> [What is required]: Identify the lines holding "screenshot" and copy them.

----------------

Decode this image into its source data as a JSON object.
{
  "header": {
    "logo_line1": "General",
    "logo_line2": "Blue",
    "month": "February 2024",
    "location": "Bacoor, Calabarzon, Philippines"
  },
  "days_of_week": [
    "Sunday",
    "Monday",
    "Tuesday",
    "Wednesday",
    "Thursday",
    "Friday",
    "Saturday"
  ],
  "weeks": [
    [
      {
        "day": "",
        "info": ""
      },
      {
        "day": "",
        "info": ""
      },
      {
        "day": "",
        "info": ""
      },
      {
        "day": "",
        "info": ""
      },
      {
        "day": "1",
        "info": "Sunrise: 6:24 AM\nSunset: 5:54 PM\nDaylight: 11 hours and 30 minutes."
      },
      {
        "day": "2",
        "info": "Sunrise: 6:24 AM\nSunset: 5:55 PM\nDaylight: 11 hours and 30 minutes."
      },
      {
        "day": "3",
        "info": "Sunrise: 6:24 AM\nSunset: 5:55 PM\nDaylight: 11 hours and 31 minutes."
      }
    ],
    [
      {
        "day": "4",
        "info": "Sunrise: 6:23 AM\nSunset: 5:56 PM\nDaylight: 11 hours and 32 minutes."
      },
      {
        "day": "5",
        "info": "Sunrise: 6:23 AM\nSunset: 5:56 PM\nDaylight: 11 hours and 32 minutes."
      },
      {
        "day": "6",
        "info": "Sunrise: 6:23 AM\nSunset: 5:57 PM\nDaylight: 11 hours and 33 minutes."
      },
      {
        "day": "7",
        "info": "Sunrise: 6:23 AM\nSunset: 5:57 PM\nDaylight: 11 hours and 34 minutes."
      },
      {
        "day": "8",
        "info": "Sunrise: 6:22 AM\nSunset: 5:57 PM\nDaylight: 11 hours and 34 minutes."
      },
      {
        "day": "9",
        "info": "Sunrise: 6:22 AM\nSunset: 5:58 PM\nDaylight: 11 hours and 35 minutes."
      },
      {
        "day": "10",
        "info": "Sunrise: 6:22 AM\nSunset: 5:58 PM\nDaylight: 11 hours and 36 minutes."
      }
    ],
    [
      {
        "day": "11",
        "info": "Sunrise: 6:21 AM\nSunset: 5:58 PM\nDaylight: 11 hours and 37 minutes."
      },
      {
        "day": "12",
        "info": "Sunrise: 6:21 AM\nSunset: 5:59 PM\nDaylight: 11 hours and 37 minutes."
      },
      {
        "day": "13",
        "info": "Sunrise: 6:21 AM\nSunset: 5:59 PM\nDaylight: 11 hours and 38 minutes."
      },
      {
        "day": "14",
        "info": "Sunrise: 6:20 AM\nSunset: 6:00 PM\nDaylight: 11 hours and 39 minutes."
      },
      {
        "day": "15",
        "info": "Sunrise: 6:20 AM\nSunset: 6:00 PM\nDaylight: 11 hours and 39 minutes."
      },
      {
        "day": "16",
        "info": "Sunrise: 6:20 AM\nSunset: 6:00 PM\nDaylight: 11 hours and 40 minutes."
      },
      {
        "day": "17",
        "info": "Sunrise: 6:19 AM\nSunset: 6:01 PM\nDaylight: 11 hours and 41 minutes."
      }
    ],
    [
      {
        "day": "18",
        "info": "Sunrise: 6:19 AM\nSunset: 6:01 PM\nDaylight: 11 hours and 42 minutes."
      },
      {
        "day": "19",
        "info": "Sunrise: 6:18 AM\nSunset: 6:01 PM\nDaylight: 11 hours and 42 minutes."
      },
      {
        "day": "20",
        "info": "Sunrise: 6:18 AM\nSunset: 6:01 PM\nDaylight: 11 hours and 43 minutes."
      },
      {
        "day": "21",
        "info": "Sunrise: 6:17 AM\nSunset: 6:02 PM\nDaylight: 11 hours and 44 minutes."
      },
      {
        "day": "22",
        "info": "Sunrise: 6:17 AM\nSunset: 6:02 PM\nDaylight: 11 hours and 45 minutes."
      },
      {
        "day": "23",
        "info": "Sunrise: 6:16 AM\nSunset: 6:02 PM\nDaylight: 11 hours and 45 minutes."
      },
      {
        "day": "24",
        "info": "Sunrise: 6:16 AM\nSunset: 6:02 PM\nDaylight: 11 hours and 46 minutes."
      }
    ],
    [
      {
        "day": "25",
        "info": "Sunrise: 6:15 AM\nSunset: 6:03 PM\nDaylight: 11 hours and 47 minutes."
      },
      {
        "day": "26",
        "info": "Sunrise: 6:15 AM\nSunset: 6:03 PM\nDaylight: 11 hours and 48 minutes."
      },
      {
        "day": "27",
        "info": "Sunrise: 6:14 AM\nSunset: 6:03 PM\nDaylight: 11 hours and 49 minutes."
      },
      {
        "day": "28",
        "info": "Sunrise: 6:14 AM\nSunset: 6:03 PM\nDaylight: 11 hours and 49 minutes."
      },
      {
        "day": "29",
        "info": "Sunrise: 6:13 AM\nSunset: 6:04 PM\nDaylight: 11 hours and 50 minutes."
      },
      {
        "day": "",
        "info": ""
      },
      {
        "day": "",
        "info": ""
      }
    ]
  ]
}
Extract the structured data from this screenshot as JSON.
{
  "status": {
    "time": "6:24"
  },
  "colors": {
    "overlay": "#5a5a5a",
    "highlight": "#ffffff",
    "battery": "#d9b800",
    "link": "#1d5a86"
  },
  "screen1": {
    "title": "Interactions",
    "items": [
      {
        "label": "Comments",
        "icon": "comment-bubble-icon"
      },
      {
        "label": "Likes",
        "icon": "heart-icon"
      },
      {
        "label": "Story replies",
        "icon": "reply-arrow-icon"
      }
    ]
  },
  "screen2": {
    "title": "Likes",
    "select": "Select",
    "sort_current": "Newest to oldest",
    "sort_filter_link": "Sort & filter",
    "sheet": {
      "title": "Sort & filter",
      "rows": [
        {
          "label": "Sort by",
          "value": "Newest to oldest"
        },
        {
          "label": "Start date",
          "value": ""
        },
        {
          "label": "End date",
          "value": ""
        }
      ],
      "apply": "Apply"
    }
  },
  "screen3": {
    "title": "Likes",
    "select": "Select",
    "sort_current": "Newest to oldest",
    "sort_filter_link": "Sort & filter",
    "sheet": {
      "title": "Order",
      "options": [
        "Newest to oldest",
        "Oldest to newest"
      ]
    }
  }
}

----------------

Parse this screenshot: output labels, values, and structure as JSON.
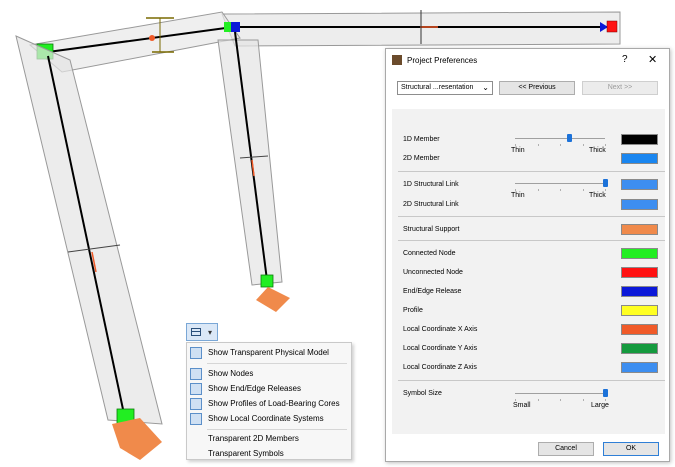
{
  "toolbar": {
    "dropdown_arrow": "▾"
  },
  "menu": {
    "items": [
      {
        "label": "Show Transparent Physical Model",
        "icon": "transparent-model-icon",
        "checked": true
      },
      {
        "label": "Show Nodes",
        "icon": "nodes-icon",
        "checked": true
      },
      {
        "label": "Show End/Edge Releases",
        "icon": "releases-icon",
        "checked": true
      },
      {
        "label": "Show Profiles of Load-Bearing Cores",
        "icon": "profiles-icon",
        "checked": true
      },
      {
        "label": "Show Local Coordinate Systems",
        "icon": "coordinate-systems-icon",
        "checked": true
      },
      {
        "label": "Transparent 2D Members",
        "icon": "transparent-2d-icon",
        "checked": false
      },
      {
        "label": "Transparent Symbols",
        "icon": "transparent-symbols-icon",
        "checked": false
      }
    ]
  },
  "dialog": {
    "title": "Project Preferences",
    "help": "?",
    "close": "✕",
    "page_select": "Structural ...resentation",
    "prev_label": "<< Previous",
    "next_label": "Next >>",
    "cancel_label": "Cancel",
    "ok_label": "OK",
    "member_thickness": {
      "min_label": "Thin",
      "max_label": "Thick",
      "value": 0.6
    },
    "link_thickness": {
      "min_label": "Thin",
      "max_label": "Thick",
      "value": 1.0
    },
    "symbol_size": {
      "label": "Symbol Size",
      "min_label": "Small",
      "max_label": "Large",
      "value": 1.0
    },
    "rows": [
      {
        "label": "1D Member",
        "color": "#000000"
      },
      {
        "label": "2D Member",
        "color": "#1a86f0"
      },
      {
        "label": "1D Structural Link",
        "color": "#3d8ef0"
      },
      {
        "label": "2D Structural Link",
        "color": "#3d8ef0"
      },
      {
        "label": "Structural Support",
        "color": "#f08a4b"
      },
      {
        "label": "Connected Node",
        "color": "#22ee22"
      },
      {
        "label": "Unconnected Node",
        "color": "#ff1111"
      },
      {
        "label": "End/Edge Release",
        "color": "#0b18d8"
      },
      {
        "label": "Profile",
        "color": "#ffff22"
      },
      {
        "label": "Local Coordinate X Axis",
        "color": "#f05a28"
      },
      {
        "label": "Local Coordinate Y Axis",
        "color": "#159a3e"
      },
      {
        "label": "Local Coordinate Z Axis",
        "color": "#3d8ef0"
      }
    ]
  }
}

----------------

> [Written solution]:
Extract the structured data from this screenshot as JSON.
Parse this screenshot: output labels, values, and structure as JSON.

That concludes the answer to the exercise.